Objective:
Write out the material exactly, leaving every picture behind.
-- START Data entries --
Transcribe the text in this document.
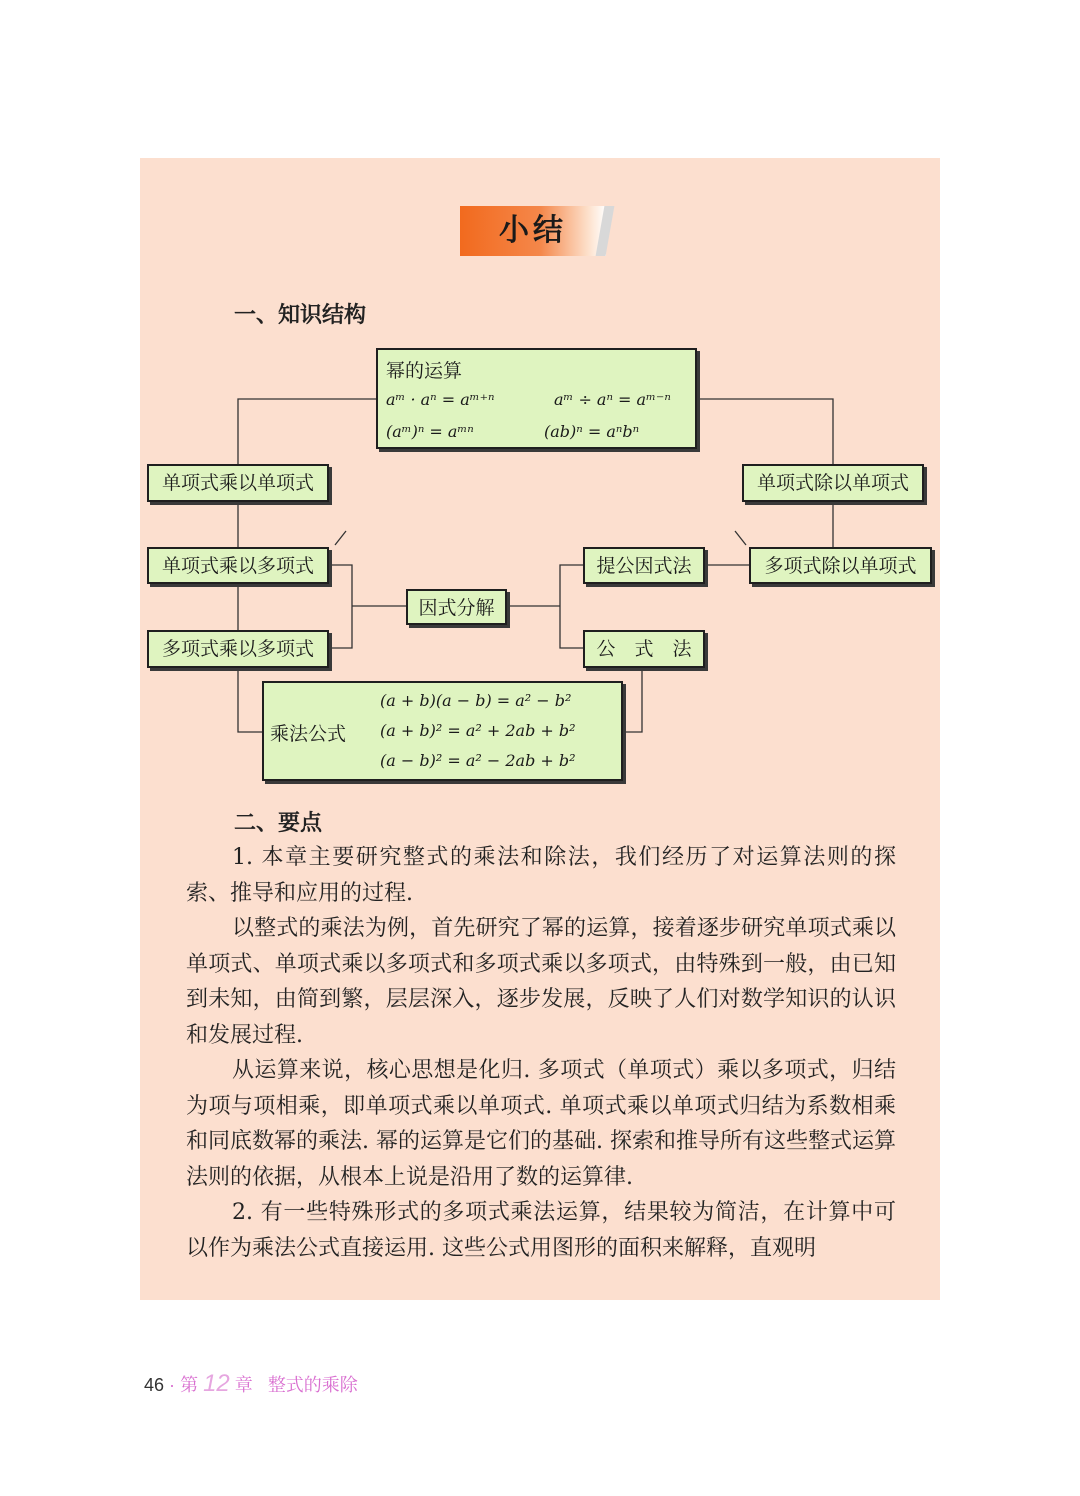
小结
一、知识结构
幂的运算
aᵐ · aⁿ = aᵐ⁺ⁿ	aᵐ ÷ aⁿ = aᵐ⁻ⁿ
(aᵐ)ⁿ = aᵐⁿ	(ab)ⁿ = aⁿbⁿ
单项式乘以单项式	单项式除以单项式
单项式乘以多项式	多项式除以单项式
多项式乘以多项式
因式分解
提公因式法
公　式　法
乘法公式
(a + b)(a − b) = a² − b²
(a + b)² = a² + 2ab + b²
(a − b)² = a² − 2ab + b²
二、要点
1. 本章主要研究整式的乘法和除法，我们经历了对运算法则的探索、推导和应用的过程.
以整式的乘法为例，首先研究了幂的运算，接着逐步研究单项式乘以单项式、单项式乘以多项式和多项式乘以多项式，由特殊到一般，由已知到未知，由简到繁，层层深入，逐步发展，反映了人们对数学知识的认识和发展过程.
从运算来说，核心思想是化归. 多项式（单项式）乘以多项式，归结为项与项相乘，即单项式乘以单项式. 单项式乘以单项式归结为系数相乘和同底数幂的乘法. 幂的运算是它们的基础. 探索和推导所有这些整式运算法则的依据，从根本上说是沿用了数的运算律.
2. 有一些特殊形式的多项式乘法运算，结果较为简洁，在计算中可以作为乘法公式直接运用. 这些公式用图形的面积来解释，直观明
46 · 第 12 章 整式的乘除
-- END Data entries --
Response below:
Transcribe the text in this document.
小结
一、知识结构
幂的运算
aᵐ · aⁿ = aᵐ⁺ⁿ	aᵐ ÷ aⁿ = aᵐ⁻ⁿ
(aᵐ)ⁿ = aᵐⁿ	(ab)ⁿ = aⁿbⁿ
单项式乘以单项式	单项式除以单项式
单项式乘以多项式	多项式除以单项式
多项式乘以多项式
因式分解
提公因式法
公　式　法
乘法公式
(a + b)(a − b) = a² − b²
(a + b)² = a² + 2ab + b²
(a − b)² = a² − 2ab + b²
二、要点
1. 本章主要研究整式的乘法和除法，我们经历了对运算法则的探索、推导和应用的过程.
以整式的乘法为例，首先研究了幂的运算，接着逐步研究单项式乘以单项式、单项式乘以多项式和多项式乘以多项式，由特殊到一般，由已知到未知，由简到繁，层层深入，逐步发展，反映了人们对数学知识的认识和发展过程.
从运算来说，核心思想是化归. 多项式（单项式）乘以多项式，归结为项与项相乘，即单项式乘以单项式. 单项式乘以单项式归结为系数相乘和同底数幂的乘法. 幂的运算是它们的基础. 探索和推导所有这些整式运算法则的依据，从根本上说是沿用了数的运算律.
2. 有一些特殊形式的多项式乘法运算，结果较为简洁，在计算中可以作为乘法公式直接运用. 这些公式用图形的面积来解释，直观明
46 · 第 12 章 整式的乘除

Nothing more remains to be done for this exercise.